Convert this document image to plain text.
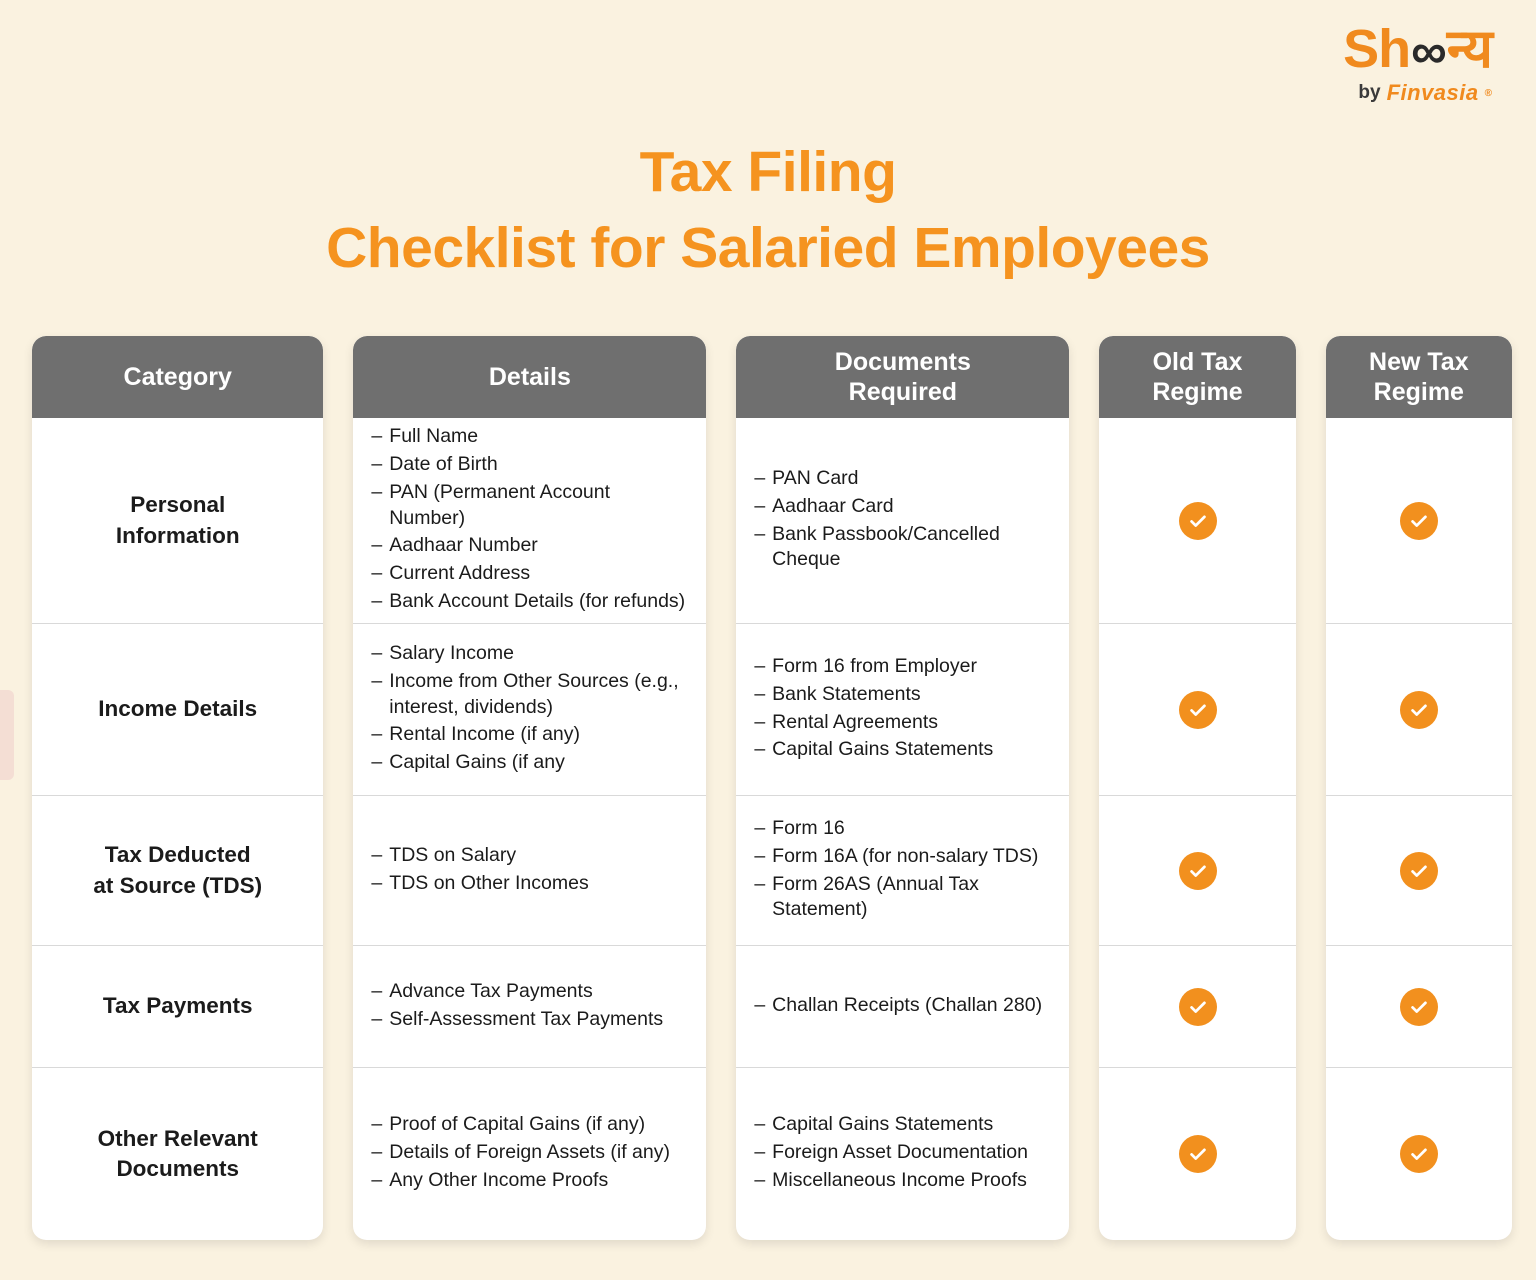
Sh ∞ न्य
by Finvasia ®
Tax Filing
Checklist for Salaried Employees
Category
Personal
Information
Income Details
Tax Deducted
at Source (TDS)
Tax Payments
Other Relevant
Documents
Details
– Full Name
– Date of Birth
– PAN (Permanent Account Number)
– Aadhaar Number
– Current Address
– Bank Account Details (for refunds)
– Salary Income
– Income from Other Sources (e.g., interest, dividends)
– Rental Income (if any)
– Capital Gains (if any
– TDS on Salary
– TDS on Other Incomes
– Advance Tax Payments
– Self-Assessment Tax Payments
– Proof of Capital Gains (if any)
– Details of Foreign Assets (if any)
– Any Other Income Proofs
Documents
Required
– PAN Card
– Aadhaar Card
– Bank Passbook/Cancelled Cheque
– Form 16 from Employer
– Bank Statements
– Rental Agreements
– Capital Gains Statements
– Form 16
– Form 16A (for non-salary TDS)
– Form 26AS (Annual Tax Statement)
– Challan Receipts (Challan 280)
– Capital Gains Statements
– Foreign Asset Documentation
– Miscellaneous Income Proofs
Old Tax
Regime
New Tax
Regime
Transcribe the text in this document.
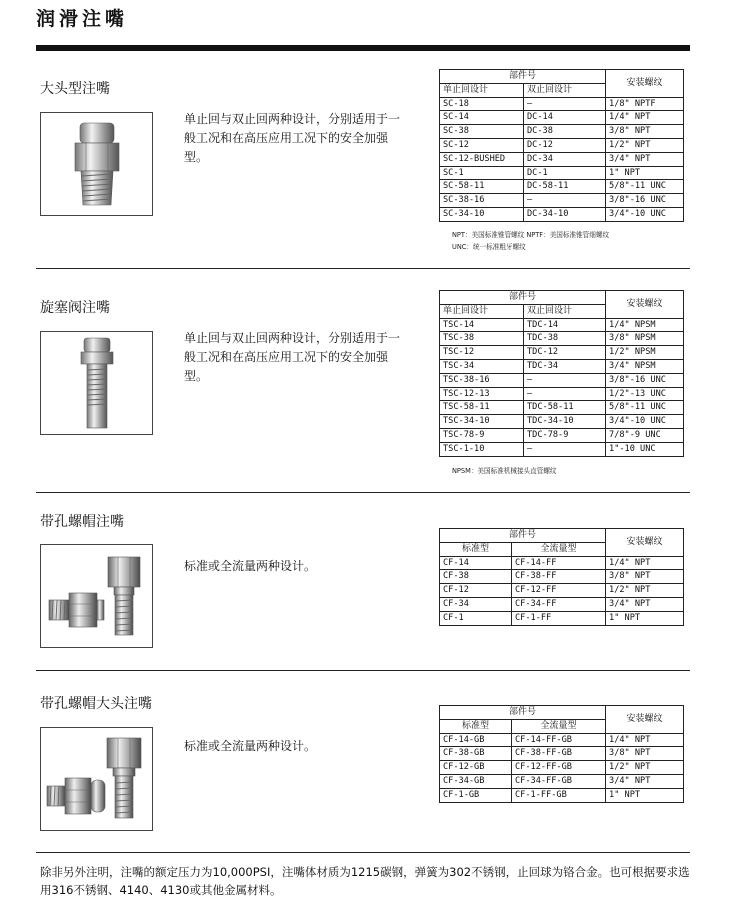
润滑注嘴
大头型注嘴

单止回与双止回两种设计，分别适用于一般工况和在高压应用工况下的安全加强型。

部件号		安装螺纹
单止回设计	双止回设计	
SC-18	–	1/8" NPTF
SC-14	DC-14	1/4" NPT
SC-38	DC-38	3/8" NPT
SC-12	DC-12	1/2" NPT
SC-12-BUSHED	DC-34	3/4" NPT
SC-1	DC-1	1" NPT
SC-58-11	DC-58-11	5/8"-11 UNC
SC-38-16	–	3/8"-16 UNC
SC-34-10	DC-34-10	3/4"-10 UNC

NPT：美国标准锥管螺纹 NPTF：美国标准锥管细螺纹

UNC：统一标准粗牙螺纹

旋塞阀注嘴

单止回与双止回两种设计，分别适用于一般工况和在高压应用工况下的安全加强型。

部件号		安装螺纹
单止回设计	双止回设计	
TSC-14	TDC-14	1/4" NPSM
TSC-38	TDC-38	3/8" NPSM
TSC-12	TDC-12	1/2" NPSM
TSC-34	TDC-34	3/4" NPSM
TSC-38-16	–	3/8"-16 UNC
TSC-12-13	–	1/2"-13 UNC
TSC-58-11	TDC-58-11	5/8"-11 UNC
TSC-34-10	TDC-34-10	3/4"-10 UNC
TSC-78-9	TDC-78-9	7/8"-9 UNC
TSC-1-10	–	1"-10 UNC

NPSM：美国标准机械接头直管螺纹

带孔螺帽注嘴

标准或全流量两种设计。

部件号		安装螺纹
标准型	全流量型	
CF-14	CF-14-FF	1/4" NPT
CF-38	CF-38-FF	3/8" NPT
CF-12	CF-12-FF	1/2" NPT
CF-34	CF-34-FF	3/4" NPT
CF-1	CF-1-FF	1" NPT
带孔螺帽大头注嘴

标准或全流量两种设计。

部件号		安装螺纹
标准型	全流量型	
CF-14-GB	CF-14-FF-GB	1/4" NPT
CF-38-GB	CF-38-FF-GB	3/8" NPT
CF-12-GB	CF-12-FF-GB	1/2" NPT
CF-34-GB	CF-34-FF-GB	3/4" NPT
CF-1-GB	CF-1-FF-GB	1" NPT

除非另外注明，注嘴的额定压力为10,000PSI，注嘴体材质为1215碳钢，弹簧为302不锈钢，止回球为铬合金。也可根据要求选用316不锈钢、4140、4130或其他金属材料。
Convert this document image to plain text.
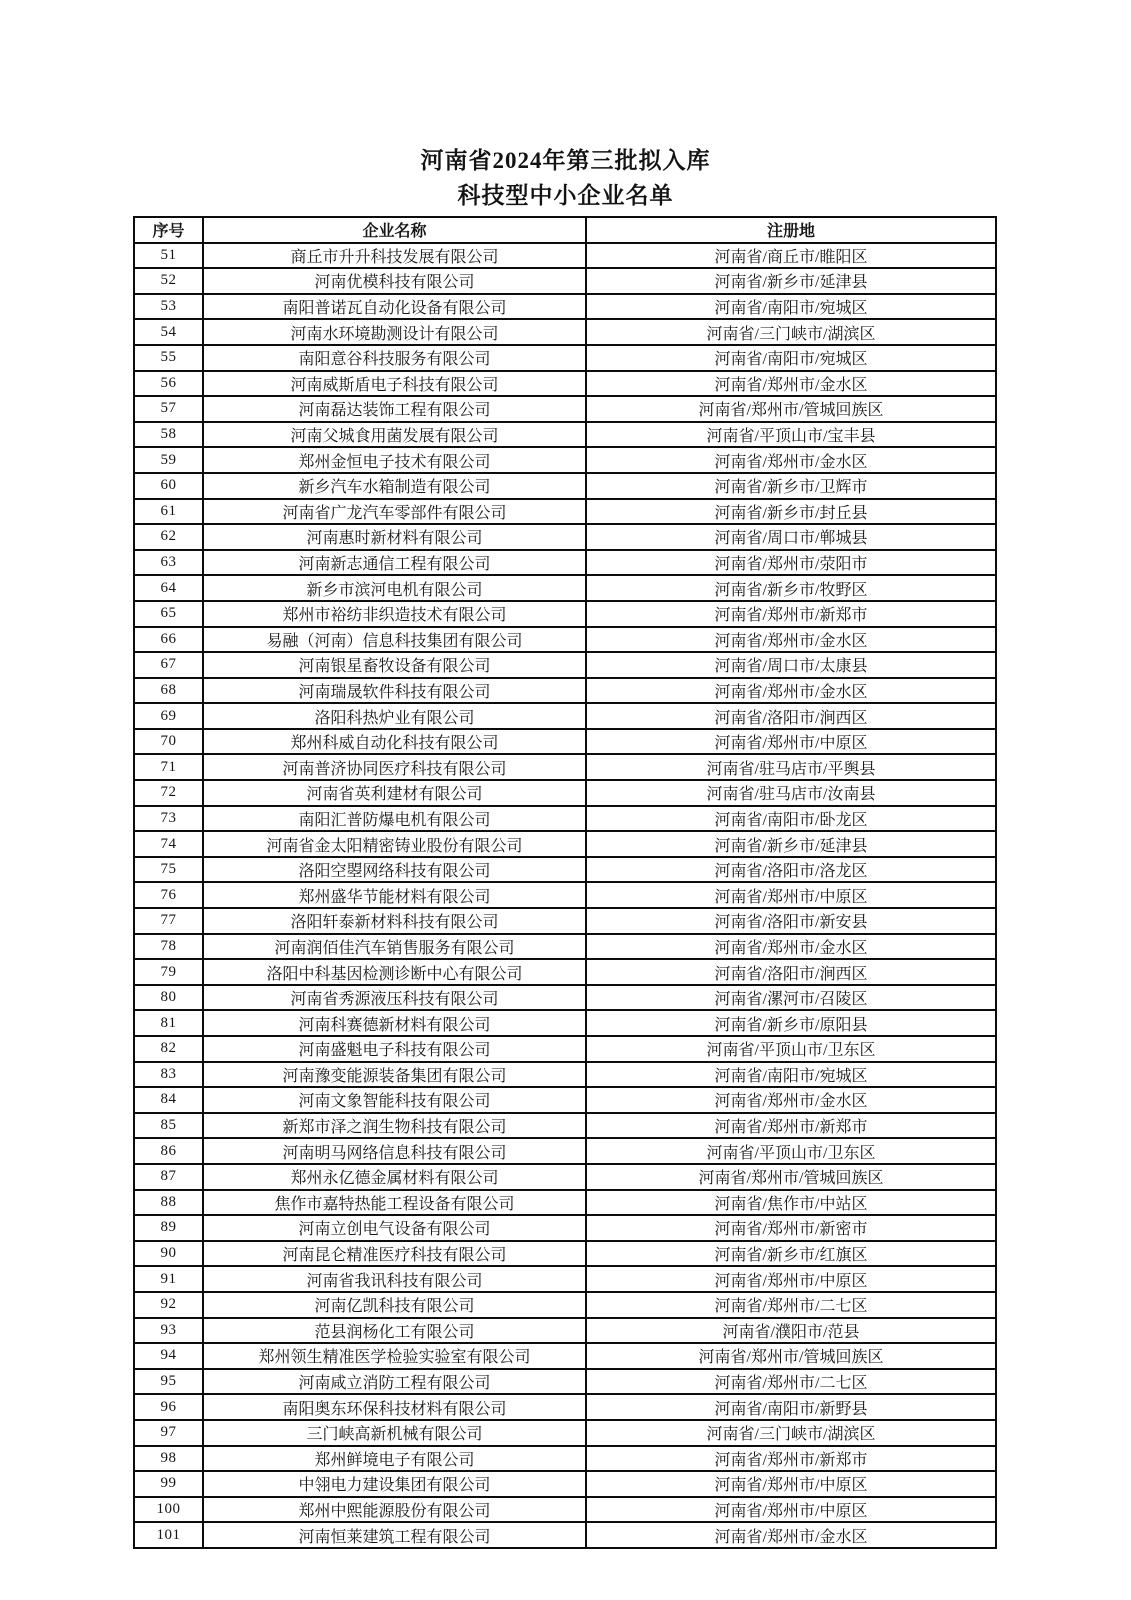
河南省2024年第三批拟入库
科技型中小企业名单
序号	企业名称	注册地
51	商丘市升升科技发展有限公司	河南省/商丘市/睢阳区
52	河南优模科技有限公司	河南省/新乡市/延津县
53	南阳普诺瓦自动化设备有限公司	河南省/南阳市/宛城区
54	河南水环境勘测设计有限公司	河南省/三门峡市/湖滨区
55	南阳意谷科技服务有限公司	河南省/南阳市/宛城区
56	河南威斯盾电子科技有限公司	河南省/郑州市/金水区
57	河南磊达装饰工程有限公司	河南省/郑州市/管城回族区
58	河南父城食用菌发展有限公司	河南省/平顶山市/宝丰县
59	郑州金恒电子技术有限公司	河南省/郑州市/金水区
60	新乡汽车水箱制造有限公司	河南省/新乡市/卫辉市
61	河南省广龙汽车零部件有限公司	河南省/新乡市/封丘县
62	河南惠时新材料有限公司	河南省/周口市/郸城县
63	河南新志通信工程有限公司	河南省/郑州市/荥阳市
64	新乡市滨河电机有限公司	河南省/新乡市/牧野区
65	郑州市裕纺非织造技术有限公司	河南省/郑州市/新郑市
66	易融（河南）信息科技集团有限公司	河南省/郑州市/金水区
67	河南银星畜牧设备有限公司	河南省/周口市/太康县
68	河南瑞晟软件科技有限公司	河南省/郑州市/金水区
69	洛阳科热炉业有限公司	河南省/洛阳市/涧西区
70	郑州科威自动化科技有限公司	河南省/郑州市/中原区
71	河南普济协同医疗科技有限公司	河南省/驻马店市/平舆县
72	河南省英利建材有限公司	河南省/驻马店市/汝南县
73	南阳汇普防爆电机有限公司	河南省/南阳市/卧龙区
74	河南省金太阳精密铸业股份有限公司	河南省/新乡市/延津县
75	洛阳空曌网络科技有限公司	河南省/洛阳市/洛龙区
76	郑州盛华节能材料有限公司	河南省/郑州市/中原区
77	洛阳轩泰新材料科技有限公司	河南省/洛阳市/新安县
78	河南润佰佳汽车销售服务有限公司	河南省/郑州市/金水区
79	洛阳中科基因检测诊断中心有限公司	河南省/洛阳市/涧西区
80	河南省秀源液压科技有限公司	河南省/漯河市/召陵区
81	河南科赛德新材料有限公司	河南省/新乡市/原阳县
82	河南盛魁电子科技有限公司	河南省/平顶山市/卫东区
83	河南豫变能源装备集团有限公司	河南省/南阳市/宛城区
84	河南文象智能科技有限公司	河南省/郑州市/金水区
85	新郑市泽之润生物科技有限公司	河南省/郑州市/新郑市
86	河南明马网络信息科技有限公司	河南省/平顶山市/卫东区
87	郑州永亿德金属材料有限公司	河南省/郑州市/管城回族区
88	焦作市嘉特热能工程设备有限公司	河南省/焦作市/中站区
89	河南立创电气设备有限公司	河南省/郑州市/新密市
90	河南昆仑精准医疗科技有限公司	河南省/新乡市/红旗区
91	河南省我讯科技有限公司	河南省/郑州市/中原区
92	河南亿凯科技有限公司	河南省/郑州市/二七区
93	范县润杨化工有限公司	河南省/濮阳市/范县
94	郑州领生精准医学检验实验室有限公司	河南省/郑州市/管城回族区
95	河南咸立消防工程有限公司	河南省/郑州市/二七区
96	南阳奥东环保科技材料有限公司	河南省/南阳市/新野县
97	三门峡高新机械有限公司	河南省/三门峡市/湖滨区
98	郑州鲜境电子有限公司	河南省/郑州市/新郑市
99	中翎电力建设集团有限公司	河南省/郑州市/中原区
100	郑州中熙能源股份有限公司	河南省/郑州市/中原区
101	河南恒莱建筑工程有限公司	河南省/郑州市/金水区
■ ■ ■ ■ ■ ■ ■
Select every line above that contains the word "管城回族区", and copy it.

◆ **SOLUTION TO THIS PROBLEM**:
57	河南磊达装饰工程有限公司	河南省/郑州市/管城回族区
87	郑州永亿德金属材料有限公司	河南省/郑州市/管城回族区
94	郑州领生精准医学检验实验室有限公司	河南省/郑州市/管城回族区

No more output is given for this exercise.